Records
[start]
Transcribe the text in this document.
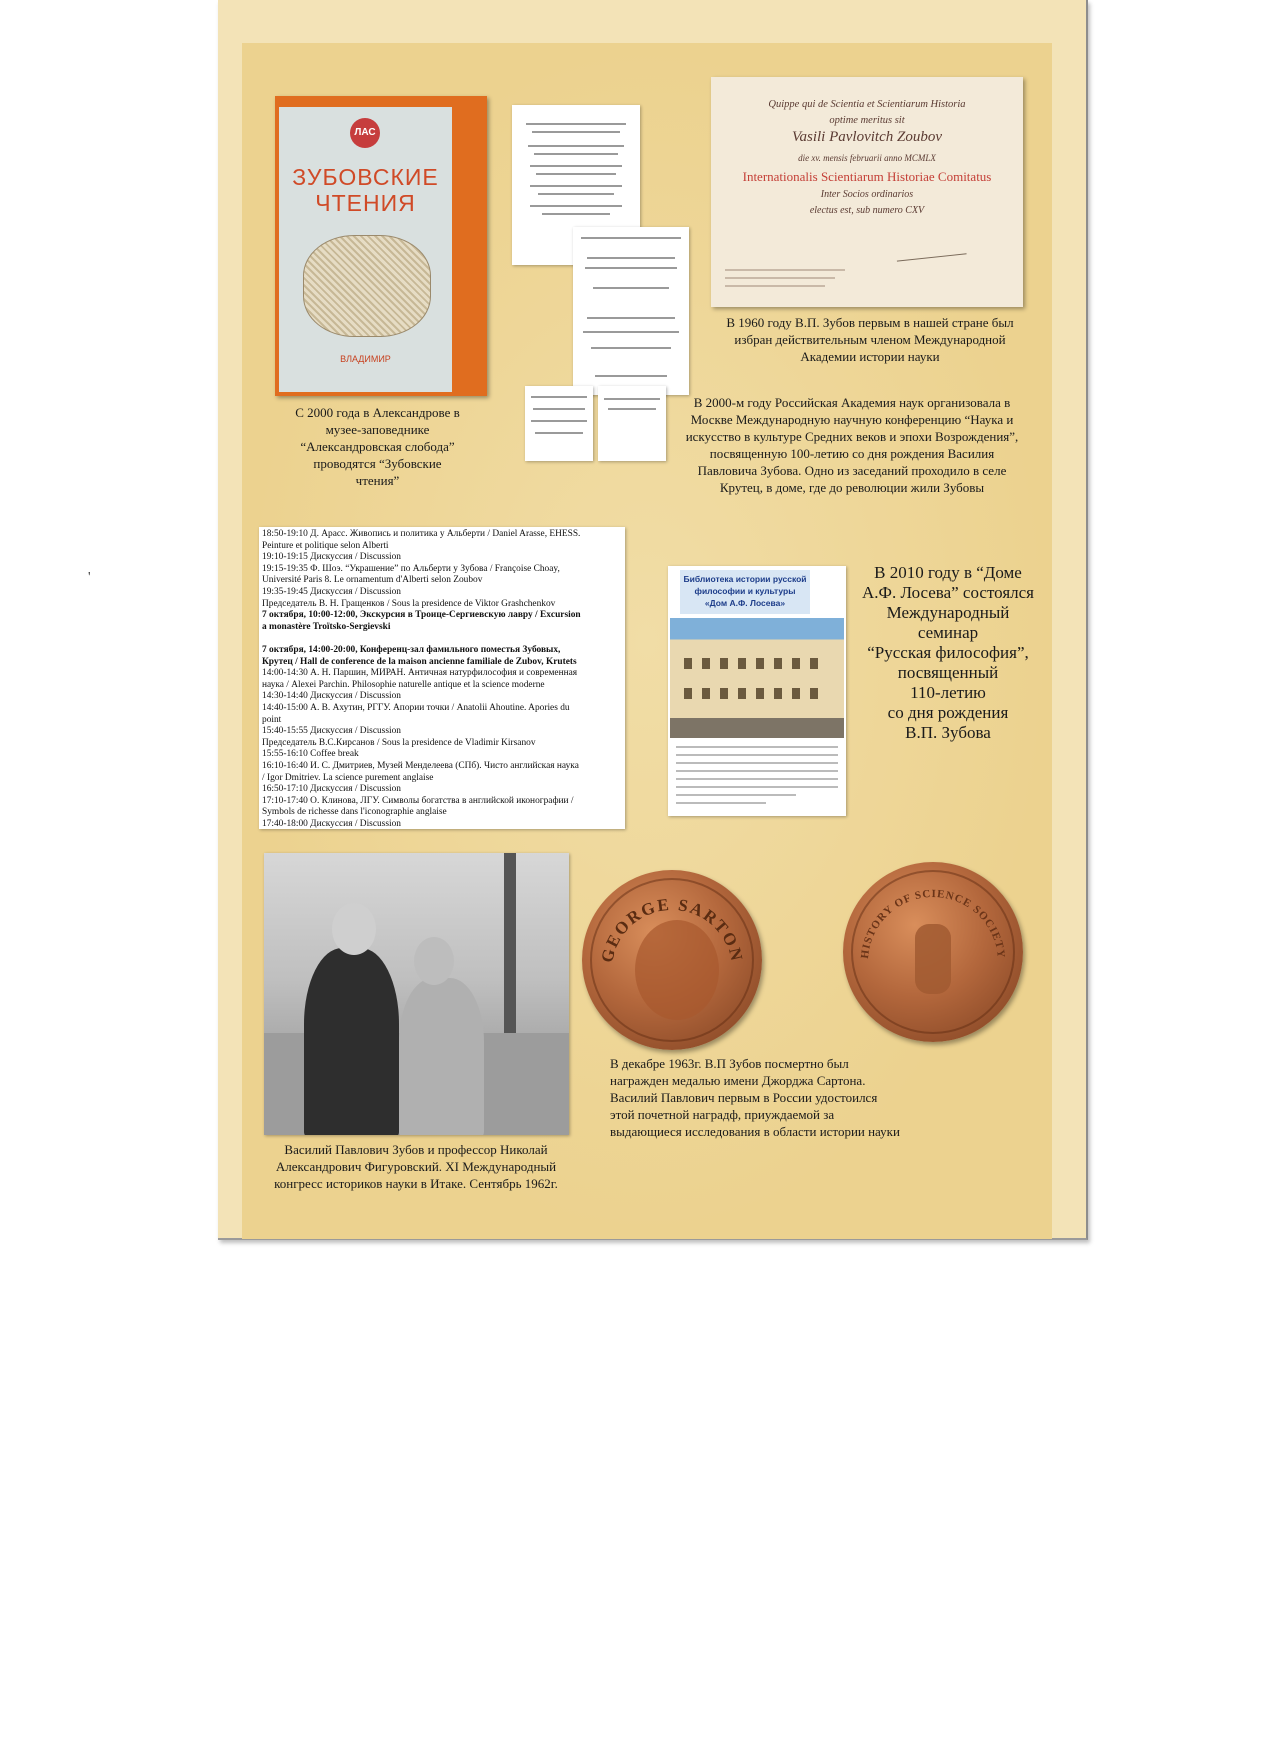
ЛАС
ЗУБОВСКИЕ
ЧТЕНИЯ
ВЛАДИМИР
С 2000 года в Александрове в
музее-заповеднике
“Александровская слобода”
проводятся “Зубовские
чтения”
Quippe qui de Scientia et Scientiarum Historia
optime meritus sit
Vasili Pavlovitch Zoubov
die xv. mensis februarii anno MCMLX
Internationalis Scientiarum Historiae Comitatus
Inter Socios ordinarios
electus est, sub numero CXV
В 1960 году В.П. Зубов первым в нашей стране был
избран действительным членом Международной
Академии истории науки
В 2000-м году Российская Академия наук организовала в
Москве Международную научную конференцию “Наука и
искусство в культуре Средних веков и эпохи Возрождения”,
посвященную 100-летию со дня рождения Василия
Павловича Зубова. Одно из заседаний проходило в селе
Крутец, в доме, где до революции жили Зубовы
18:50-19:10 Д. Арасс. Живопись и политика у Альберти / Daniel Arasse, EHESS.
Peinture et politique selon Alberti
19:10-19:15 Дискуссия / Discussion
19:15-19:35 Ф. Шоэ. “Украшение” по Альберти у Зубова / Françoise Choay,
Université Paris 8. Le ornamentum d'Alberti selon Zoubov
19:35-19:45 Дискуссия / Discussion
Председатель В. Н. Гращенков / Sous la presidence de Viktor Grashchenkov
7 октября, 10:00-12:00, Экскурсия в Троице-Сергиевскую лавру / Excursion
a monastère Troïtsko-Sergievski
7 октября, 14:00-20:00, Конференц-зал фамильного поместья Зубовых,
Крутец / Hall de conference de la maison ancienne familiale de Zubov, Krutets
14:00-14:30 А. Н. Паршин, МИРАН. Античная натурфилософия и современная
наука / Alexei Parchin. Philosophie naturelle antique et la science moderne
14:30-14:40 Дискуссия / Discussion
14:40-15:00 А. В. Ахутин, РГГУ. Апории точки / Anatolii Ahoutine. Apories du
point
15:40-15:55 Дискуссия / Discussion
Председатель В.С.Кирсанов / Sous la presidence de Vladimir Kirsanov
15:55-16:10 Coffee break
16:10-16:40 И. С. Дмитриев, Музей Менделеева (СПб). Чисто английская наука
/ Igor Dmitriev. La science purement anglaise
16:50-17:10 Дискуссия / Discussion
17:10-17:40 О. Клинова, ЛГУ. Символы богатства в английской иконографии /
Symbols de richesse dans l'iconographie anglaise
17:40-18:00 Дискуссия / Discussion
Библиотека истории русской
философии и культуры
«Дом А.Ф. Лосева»
В 2010 году в “Доме
А.Ф. Лосева” состоялся
Международный
семинар
“Русская философия”,
посвященный
110-летию
со дня рождения
В.П. Зубова
Василий Павлович Зубов и профессор Николай
Александрович Фигуровский. XI Международный
конгресс историков науки в Итаке. Сентябрь 1962г.
GEORGE SARTON	HISTORY OF SCIENCE SOCIETY
В декабре 1963г. В.П Зубов посмертно был
награжден медалью имени Джорджа Сартона.
Василий Павлович первым в России удостоился
этой почетной наградф, приуждаемой за
выдающиеся исследования в области истории науки
'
[end]
Instruction: Locate the lines above that contain "anglaise" and copy them.

Task result:
/ Igor Dmitriev. La science purement anglaise
Symbols de richesse dans l'iconographie anglaise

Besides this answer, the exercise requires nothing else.